DATA PROVIDED |
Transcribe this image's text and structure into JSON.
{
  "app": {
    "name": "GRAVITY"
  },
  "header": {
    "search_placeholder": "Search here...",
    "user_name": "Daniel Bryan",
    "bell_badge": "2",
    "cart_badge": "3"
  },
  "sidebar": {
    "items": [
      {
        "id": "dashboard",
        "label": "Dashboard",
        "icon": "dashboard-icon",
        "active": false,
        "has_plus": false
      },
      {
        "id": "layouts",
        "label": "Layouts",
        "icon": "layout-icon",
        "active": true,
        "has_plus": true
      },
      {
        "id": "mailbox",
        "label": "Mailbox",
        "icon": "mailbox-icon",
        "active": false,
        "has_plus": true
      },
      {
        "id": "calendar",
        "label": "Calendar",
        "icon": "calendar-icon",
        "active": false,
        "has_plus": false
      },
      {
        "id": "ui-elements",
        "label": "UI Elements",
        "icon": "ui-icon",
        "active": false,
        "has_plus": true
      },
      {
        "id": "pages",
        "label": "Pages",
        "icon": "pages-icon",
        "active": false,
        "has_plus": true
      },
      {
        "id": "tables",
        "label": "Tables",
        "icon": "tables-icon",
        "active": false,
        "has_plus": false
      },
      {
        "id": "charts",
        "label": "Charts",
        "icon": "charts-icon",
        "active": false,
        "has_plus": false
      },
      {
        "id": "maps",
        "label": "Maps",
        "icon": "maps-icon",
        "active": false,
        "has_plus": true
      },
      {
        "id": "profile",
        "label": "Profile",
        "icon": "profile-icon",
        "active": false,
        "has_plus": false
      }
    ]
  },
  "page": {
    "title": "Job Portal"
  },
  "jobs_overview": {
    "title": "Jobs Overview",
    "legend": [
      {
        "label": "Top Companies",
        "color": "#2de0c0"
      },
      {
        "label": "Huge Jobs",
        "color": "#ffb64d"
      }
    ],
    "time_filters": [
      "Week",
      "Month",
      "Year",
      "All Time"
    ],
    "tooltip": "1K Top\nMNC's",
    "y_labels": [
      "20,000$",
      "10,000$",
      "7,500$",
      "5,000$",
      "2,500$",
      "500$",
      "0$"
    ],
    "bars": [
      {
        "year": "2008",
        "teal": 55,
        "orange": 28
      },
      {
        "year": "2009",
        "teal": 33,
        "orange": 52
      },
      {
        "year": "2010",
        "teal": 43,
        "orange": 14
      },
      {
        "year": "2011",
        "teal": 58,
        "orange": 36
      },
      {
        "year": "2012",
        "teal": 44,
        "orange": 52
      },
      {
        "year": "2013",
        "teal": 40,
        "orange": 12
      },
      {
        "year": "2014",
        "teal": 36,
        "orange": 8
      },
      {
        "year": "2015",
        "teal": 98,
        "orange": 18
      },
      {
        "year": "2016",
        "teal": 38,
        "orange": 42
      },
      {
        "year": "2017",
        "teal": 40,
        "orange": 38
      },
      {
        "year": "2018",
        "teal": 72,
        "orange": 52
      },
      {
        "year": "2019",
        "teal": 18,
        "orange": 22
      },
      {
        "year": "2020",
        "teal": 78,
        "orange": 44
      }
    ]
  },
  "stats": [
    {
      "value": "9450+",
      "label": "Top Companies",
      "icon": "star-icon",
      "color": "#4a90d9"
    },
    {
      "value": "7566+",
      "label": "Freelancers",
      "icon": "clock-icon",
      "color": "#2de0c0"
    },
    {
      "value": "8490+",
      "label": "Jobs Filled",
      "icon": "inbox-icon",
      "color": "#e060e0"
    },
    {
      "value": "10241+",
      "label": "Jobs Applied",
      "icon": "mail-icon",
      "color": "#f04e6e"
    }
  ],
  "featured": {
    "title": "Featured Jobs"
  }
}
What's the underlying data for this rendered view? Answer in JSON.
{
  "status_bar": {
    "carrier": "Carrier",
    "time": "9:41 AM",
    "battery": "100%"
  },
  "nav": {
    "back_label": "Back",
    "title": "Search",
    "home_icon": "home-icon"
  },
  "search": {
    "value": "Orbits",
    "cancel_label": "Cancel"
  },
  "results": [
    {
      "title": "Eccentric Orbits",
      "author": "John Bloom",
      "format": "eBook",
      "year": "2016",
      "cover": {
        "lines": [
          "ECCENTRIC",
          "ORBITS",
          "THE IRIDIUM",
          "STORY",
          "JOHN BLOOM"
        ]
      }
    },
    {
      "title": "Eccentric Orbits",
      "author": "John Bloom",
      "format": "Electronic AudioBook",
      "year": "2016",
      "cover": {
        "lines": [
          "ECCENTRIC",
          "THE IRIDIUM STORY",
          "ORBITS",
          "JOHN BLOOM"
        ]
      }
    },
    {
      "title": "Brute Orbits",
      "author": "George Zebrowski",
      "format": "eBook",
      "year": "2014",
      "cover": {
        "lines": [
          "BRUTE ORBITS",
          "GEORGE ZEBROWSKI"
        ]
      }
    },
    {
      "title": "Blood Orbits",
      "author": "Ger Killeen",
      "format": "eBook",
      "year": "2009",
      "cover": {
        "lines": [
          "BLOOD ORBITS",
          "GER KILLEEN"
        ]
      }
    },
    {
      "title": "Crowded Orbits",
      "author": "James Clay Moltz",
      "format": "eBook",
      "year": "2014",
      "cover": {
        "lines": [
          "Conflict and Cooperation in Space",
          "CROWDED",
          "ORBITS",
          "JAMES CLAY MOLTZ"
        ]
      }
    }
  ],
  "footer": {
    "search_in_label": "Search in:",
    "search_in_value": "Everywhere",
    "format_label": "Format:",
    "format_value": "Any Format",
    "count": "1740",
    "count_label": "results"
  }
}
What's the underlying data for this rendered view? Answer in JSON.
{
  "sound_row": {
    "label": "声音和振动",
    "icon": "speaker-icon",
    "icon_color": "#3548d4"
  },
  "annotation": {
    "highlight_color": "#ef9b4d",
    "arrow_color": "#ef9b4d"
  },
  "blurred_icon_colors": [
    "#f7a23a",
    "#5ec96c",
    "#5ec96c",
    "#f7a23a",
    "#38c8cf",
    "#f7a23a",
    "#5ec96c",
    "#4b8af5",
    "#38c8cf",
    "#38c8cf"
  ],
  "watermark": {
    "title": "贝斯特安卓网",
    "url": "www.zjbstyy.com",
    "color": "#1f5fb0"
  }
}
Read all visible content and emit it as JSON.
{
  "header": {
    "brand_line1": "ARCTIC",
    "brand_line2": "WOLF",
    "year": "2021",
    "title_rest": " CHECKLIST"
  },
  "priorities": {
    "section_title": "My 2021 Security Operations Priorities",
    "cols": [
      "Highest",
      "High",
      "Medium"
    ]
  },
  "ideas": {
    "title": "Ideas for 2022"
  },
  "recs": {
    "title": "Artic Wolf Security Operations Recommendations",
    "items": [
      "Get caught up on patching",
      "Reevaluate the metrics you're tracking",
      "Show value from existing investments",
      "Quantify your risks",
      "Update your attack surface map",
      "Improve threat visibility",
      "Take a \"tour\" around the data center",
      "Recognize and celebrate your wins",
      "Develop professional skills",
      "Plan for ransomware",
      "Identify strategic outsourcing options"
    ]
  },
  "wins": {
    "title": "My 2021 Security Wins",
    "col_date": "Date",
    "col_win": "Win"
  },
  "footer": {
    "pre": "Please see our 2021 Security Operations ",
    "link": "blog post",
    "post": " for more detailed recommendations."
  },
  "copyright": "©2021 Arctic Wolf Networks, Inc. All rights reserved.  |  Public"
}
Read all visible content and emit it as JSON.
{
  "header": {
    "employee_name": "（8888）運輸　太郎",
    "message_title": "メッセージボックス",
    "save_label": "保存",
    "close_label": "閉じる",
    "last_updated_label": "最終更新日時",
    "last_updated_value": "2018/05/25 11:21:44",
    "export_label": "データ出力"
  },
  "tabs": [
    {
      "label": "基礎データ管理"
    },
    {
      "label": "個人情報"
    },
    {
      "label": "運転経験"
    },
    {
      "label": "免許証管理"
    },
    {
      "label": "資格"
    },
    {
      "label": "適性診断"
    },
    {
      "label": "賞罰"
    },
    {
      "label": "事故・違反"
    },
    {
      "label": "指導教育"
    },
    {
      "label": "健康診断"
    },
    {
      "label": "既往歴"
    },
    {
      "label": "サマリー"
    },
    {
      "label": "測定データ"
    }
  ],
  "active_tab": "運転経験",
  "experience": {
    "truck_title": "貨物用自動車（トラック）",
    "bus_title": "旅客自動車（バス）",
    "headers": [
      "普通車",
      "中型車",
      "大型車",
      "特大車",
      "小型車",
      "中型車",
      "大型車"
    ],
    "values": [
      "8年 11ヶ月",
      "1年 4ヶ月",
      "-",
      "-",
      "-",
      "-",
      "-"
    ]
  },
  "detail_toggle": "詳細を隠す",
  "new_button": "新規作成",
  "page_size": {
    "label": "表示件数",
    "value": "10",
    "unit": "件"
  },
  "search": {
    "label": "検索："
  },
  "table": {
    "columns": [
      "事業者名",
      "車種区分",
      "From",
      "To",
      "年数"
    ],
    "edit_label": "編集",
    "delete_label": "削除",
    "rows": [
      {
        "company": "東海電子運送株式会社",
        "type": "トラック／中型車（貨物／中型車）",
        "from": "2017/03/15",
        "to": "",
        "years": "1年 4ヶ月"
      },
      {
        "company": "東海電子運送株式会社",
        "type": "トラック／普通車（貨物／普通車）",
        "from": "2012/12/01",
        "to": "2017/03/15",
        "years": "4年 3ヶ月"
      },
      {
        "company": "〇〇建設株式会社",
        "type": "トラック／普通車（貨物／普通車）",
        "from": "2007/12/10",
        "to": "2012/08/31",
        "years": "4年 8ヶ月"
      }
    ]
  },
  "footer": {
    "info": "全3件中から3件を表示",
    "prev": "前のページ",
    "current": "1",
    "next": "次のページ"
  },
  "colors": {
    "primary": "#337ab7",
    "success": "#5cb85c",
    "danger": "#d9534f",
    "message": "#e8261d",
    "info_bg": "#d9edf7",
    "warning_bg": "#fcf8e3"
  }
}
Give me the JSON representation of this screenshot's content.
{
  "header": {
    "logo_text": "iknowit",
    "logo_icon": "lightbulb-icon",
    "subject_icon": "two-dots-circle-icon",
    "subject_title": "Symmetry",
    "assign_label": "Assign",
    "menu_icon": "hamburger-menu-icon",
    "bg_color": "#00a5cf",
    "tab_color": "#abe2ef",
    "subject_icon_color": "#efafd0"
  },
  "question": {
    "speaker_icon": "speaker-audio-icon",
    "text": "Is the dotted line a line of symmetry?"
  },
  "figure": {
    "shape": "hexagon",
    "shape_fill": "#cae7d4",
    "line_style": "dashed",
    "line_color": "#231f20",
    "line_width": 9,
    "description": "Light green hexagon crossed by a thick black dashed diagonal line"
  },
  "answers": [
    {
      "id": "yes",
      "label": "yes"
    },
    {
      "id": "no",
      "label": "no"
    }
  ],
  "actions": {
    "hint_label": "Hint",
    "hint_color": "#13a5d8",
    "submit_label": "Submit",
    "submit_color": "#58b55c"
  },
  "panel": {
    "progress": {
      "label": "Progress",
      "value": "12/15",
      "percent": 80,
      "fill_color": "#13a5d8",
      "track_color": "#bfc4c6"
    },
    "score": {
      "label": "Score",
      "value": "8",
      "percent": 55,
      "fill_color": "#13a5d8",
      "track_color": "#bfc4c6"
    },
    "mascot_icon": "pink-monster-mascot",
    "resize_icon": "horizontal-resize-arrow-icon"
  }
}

GOAL | Copy each line of the data above that holds "author".

RESPONSE FOR THIS EXERCISE |
      "author": "John Bloom",
      "author": "John Bloom",
      "author": "George Zebrowski",
      "author": "Ger Killeen",
      "author": "James Clay Moltz",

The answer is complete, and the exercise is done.